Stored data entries

┄┄┄┄┄┄┄┄┄┄┄┄┄┄┄┄┄┄┄┄

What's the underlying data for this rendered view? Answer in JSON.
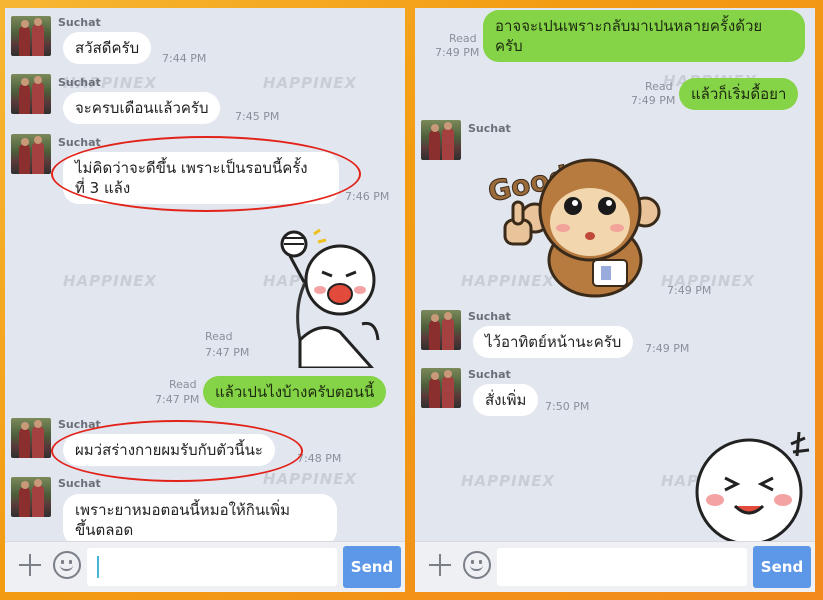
{
  "watermark": "HAPPINEX",
  "left_panel": {
    "messages": [
      {
        "sender": "Suchat",
        "text": "สวัสดีครับ",
        "time": "7:44 PM"
      },
      {
        "sender": "Suchat",
        "text": "จะครบเดือนแล้วครับ",
        "time": "7:45 PM"
      },
      {
        "sender": "Suchat",
        "text_line1": "ไม่คิดว่าจะดีขึ้น เพราะเป็นรอบนี้ครั้ง",
        "text_line2": "ที่ 3 แล้ง",
        "time": "7:46 PM"
      },
      {
        "status": "Read",
        "time": "7:47 PM"
      },
      {
        "status": "Read",
        "time": "7:47 PM",
        "text": "แล้วเปนไงบ้างครับตอนนี้"
      },
      {
        "sender": "Suchat",
        "text": "ผมว่สร่างกายผมรับกับตัวนี้นะ",
        "time": "7:48 PM"
      },
      {
        "sender": "Suchat",
        "text_line1": "เพราะยาหมอตอนนี้หมอให้กินเพิ่ม",
        "text_line2": "ขึ้นตลอด"
      }
    ]
  },
  "right_panel": {
    "messages": [
      {
        "status": "Read",
        "time": "7:49 PM",
        "text_line1": "อาจจะเปนเพราะกลับมาเปนหลายครั้งด้วย",
        "text_line2": "ครับ"
      },
      {
        "status": "Read",
        "time": "7:49 PM",
        "text": "แล้วก็เริ่มดื้อยา"
      },
      {
        "sender": "Suchat",
        "sticker_text": "Good",
        "time": "7:49 PM"
      },
      {
        "sender": "Suchat",
        "text": "ไว้อาทิตย์หน้านะครับ",
        "time": "7:49 PM"
      },
      {
        "sender": "Suchat",
        "text": "สั่งเพิ่ม",
        "time": "7:50 PM"
      }
    ]
  },
  "input_bar": {
    "send_label": "Send",
    "icons": [
      "plus-icon",
      "emoji-icon"
    ]
  },
  "colors": {
    "outgoing_bubble": "#85d347",
    "incoming_bubble": "#ffffff",
    "chat_background": "#e2e6ee",
    "send_button": "#5c97e8",
    "highlight_ring": "#e2231a"
  }
}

┄┄┄┄┄┄┄┄┄┄┄┄┄┄┄┄┄┄┄┄

[What you should do] Leave the pictures out, and print every line of the listing exactly as written.

[Complete answer]
What's the underlying data for this rendered view? Answer in JSON.
{
  "watermark": "HAPPINEX",
  "left_panel": {
    "messages": [
      {
        "sender": "Suchat",
        "text": "สวัสดีครับ",
        "time": "7:44 PM"
      },
      {
        "sender": "Suchat",
        "text": "จะครบเดือนแล้วครับ",
        "time": "7:45 PM"
      },
      {
        "sender": "Suchat",
        "text_line1": "ไม่คิดว่าจะดีขึ้น เพราะเป็นรอบนี้ครั้ง",
        "text_line2": "ที่ 3 แล้ง",
        "time": "7:46 PM"
      },
      {
        "status": "Read",
        "time": "7:47 PM"
      },
      {
        "status": "Read",
        "time": "7:47 PM",
        "text": "แล้วเปนไงบ้างครับตอนนี้"
      },
      {
        "sender": "Suchat",
        "text": "ผมว่สร่างกายผมรับกับตัวนี้นะ",
        "time": "7:48 PM"
      },
      {
        "sender": "Suchat",
        "text_line1": "เพราะยาหมอตอนนี้หมอให้กินเพิ่ม",
        "text_line2": "ขึ้นตลอด"
      }
    ]
  },
  "right_panel": {
    "messages": [
      {
        "status": "Read",
        "time": "7:49 PM",
        "text_line1": "อาจจะเปนเพราะกลับมาเปนหลายครั้งด้วย",
        "text_line2": "ครับ"
      },
      {
        "status": "Read",
        "time": "7:49 PM",
        "text": "แล้วก็เริ่มดื้อยา"
      },
      {
        "sender": "Suchat",
        "sticker_text": "Good",
        "time": "7:49 PM"
      },
      {
        "sender": "Suchat",
        "text": "ไว้อาทิตย์หน้านะครับ",
        "time": "7:49 PM"
      },
      {
        "sender": "Suchat",
        "text": "สั่งเพิ่ม",
        "time": "7:50 PM"
      }
    ]
  },
  "input_bar": {
    "send_label": "Send",
    "icons": [
      "plus-icon",
      "emoji-icon"
    ]
  },
  "colors": {
    "outgoing_bubble": "#85d347",
    "incoming_bubble": "#ffffff",
    "chat_background": "#e2e6ee",
    "send_button": "#5c97e8",
    "highlight_ring": "#e2231a"
  }
}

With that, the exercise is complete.